> _Instructions to follow_
Look through the records that follow. Copy every line containing the word "JSON".
[Begin Recorded data]
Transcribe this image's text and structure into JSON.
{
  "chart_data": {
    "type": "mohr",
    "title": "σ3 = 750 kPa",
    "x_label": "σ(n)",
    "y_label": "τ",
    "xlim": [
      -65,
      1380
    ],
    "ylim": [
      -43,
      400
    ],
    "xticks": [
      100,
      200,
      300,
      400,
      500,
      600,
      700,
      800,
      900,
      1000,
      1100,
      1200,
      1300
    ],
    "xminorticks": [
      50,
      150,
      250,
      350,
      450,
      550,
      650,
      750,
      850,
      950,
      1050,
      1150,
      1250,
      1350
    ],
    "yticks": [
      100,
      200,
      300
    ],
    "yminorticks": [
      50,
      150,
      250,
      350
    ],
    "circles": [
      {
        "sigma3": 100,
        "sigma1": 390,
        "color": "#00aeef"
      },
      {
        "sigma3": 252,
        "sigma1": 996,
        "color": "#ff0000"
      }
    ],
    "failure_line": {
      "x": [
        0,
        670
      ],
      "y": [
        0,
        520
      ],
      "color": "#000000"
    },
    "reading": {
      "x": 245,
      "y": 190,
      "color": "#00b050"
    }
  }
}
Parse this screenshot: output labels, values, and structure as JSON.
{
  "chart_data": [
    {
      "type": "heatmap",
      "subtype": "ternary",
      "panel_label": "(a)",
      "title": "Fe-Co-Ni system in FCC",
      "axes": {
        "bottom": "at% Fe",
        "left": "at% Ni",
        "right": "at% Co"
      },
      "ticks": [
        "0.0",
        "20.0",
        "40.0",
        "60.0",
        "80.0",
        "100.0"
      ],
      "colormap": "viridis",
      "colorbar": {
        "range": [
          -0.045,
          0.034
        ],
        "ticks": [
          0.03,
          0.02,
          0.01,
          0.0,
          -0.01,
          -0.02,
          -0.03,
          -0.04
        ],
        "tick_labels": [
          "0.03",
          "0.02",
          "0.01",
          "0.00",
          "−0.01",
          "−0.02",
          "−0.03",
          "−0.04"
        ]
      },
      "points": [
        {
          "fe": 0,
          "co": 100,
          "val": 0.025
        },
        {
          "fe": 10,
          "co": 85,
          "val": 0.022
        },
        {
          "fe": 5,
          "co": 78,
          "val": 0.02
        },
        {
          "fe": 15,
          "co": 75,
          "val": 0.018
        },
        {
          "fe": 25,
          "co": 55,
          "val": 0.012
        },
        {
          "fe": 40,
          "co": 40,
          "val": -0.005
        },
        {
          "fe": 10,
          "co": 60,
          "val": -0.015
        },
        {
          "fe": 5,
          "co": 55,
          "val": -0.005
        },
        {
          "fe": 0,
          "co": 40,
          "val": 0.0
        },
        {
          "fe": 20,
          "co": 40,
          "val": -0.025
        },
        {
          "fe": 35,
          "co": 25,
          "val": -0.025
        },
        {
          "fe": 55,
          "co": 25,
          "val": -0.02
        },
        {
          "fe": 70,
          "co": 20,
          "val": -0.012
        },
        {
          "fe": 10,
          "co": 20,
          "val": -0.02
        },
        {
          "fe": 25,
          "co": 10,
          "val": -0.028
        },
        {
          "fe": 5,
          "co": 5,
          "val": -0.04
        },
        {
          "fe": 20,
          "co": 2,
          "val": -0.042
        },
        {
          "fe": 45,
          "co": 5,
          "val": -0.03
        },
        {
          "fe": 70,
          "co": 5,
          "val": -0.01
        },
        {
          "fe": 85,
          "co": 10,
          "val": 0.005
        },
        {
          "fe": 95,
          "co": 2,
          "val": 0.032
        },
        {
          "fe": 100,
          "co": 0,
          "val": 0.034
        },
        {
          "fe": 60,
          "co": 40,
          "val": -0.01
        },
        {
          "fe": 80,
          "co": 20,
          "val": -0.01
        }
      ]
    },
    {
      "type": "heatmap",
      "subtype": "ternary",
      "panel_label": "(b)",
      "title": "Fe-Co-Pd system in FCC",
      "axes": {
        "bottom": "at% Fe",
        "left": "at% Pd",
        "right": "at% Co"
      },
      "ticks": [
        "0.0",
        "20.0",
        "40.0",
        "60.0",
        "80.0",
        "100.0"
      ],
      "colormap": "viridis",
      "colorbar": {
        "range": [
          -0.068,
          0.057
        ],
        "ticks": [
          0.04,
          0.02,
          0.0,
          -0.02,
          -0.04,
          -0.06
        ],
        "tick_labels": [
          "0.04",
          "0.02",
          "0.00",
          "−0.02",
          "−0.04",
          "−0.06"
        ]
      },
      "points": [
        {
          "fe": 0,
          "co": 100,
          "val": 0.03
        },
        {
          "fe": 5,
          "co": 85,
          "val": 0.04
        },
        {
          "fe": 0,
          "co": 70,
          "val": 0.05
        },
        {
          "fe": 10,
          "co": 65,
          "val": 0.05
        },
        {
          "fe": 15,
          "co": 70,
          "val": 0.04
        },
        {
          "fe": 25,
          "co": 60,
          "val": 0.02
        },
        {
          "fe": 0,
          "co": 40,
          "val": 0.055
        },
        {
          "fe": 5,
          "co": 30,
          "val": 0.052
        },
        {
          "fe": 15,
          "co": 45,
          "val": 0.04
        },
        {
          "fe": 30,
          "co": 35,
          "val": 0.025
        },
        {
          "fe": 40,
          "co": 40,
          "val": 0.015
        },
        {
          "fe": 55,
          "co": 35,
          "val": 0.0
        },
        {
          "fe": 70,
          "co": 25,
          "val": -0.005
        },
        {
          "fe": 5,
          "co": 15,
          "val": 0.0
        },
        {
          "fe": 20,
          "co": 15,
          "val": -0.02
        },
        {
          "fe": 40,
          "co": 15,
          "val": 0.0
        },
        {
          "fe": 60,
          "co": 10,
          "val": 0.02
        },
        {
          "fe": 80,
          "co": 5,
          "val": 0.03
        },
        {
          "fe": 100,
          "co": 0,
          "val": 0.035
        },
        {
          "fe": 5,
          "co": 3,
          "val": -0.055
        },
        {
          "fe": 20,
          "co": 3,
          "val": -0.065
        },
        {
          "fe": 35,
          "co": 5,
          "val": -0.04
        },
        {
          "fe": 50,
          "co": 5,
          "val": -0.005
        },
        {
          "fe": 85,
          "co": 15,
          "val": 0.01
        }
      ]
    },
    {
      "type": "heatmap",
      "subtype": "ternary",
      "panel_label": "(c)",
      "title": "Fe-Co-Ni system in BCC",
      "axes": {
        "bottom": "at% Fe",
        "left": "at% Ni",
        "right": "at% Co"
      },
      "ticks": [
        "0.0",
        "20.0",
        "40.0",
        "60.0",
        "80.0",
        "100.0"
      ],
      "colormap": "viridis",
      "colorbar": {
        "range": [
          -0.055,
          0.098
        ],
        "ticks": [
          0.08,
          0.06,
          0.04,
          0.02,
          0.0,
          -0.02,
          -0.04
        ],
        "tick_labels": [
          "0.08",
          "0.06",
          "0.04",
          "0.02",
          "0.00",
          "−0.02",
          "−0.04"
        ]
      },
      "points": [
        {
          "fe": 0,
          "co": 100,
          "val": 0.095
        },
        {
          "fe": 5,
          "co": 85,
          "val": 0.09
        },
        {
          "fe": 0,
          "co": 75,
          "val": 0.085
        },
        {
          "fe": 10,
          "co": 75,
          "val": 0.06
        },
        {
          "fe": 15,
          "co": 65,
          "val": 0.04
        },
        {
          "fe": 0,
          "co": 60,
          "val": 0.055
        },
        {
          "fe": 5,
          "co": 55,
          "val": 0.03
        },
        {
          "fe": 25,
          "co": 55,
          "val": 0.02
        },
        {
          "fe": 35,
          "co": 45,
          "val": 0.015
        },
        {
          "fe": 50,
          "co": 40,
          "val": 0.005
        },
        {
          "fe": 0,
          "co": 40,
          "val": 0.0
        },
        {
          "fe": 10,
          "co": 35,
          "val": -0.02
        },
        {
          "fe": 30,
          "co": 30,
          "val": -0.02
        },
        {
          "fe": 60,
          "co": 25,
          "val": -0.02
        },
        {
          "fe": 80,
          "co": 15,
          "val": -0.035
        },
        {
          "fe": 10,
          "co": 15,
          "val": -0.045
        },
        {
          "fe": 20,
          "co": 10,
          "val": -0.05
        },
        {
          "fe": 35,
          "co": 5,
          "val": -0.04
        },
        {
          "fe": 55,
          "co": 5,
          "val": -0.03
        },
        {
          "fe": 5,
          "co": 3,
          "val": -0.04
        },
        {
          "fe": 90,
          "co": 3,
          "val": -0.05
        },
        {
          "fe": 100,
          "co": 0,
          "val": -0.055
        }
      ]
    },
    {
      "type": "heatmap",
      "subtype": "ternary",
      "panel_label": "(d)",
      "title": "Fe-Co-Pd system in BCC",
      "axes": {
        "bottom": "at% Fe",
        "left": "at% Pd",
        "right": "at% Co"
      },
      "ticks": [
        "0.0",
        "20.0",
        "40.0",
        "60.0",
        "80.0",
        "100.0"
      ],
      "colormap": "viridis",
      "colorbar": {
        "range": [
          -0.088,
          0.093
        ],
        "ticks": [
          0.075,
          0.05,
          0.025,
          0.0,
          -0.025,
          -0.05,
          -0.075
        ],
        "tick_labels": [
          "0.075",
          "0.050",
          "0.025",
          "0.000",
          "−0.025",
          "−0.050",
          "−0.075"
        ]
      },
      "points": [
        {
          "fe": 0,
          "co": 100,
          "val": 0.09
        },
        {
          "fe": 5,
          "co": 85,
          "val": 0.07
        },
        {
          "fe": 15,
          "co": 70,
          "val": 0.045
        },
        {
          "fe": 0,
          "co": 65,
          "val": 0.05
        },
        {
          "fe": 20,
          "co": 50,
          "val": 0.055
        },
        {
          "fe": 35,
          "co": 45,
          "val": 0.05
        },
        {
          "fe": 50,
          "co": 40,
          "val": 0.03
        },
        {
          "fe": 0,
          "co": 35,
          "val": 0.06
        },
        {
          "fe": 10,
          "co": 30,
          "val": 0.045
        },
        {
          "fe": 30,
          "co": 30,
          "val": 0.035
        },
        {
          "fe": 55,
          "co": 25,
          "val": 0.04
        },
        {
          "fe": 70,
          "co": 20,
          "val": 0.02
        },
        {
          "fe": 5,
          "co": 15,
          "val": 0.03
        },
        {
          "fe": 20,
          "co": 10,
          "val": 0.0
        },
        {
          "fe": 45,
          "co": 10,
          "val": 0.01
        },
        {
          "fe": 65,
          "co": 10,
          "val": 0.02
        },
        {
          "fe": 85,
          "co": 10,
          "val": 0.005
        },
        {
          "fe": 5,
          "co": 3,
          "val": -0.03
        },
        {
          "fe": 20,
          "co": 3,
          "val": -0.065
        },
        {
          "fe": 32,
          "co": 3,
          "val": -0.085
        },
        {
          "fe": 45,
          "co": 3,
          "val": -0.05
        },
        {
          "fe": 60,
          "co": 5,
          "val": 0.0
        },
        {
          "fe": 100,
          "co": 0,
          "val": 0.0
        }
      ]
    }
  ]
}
[End Recorded data]
> _Final result_
Transcribe this image's text and structure into JSON.
Parse this screenshot: output labels, values, and structure as JSON.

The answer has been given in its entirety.